▶ YOUR INSTRUCTIONS
Find each line that has the string "true" and give the total, with nothing else.

(Dataset rows)
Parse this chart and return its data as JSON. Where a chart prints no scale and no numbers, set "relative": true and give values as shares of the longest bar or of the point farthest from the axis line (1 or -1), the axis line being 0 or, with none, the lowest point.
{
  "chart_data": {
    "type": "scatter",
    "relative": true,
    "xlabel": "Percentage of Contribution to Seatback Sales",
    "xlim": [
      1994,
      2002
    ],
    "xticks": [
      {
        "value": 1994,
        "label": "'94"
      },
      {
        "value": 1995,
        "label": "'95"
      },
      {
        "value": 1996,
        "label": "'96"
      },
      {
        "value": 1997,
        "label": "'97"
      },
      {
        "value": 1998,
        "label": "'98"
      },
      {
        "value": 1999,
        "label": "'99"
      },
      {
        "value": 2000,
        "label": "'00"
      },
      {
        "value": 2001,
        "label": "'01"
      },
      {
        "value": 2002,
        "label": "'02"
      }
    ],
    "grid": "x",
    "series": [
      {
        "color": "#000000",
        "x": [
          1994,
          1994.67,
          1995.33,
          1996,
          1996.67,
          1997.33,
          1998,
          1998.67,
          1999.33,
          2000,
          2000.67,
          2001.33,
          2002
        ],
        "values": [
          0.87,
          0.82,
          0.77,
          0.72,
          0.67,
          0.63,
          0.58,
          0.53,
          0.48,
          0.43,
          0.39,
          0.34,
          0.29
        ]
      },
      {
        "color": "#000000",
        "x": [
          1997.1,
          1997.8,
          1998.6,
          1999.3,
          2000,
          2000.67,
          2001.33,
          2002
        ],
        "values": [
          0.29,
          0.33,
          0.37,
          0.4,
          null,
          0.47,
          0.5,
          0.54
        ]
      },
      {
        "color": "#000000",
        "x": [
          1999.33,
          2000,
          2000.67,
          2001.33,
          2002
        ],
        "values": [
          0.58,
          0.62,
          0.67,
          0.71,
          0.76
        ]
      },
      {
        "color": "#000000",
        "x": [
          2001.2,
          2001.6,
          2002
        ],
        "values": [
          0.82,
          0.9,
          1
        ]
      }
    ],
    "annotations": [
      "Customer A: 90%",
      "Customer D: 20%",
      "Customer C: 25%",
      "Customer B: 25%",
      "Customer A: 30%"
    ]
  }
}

▶ ANSWER TO THIS PROBLEM
2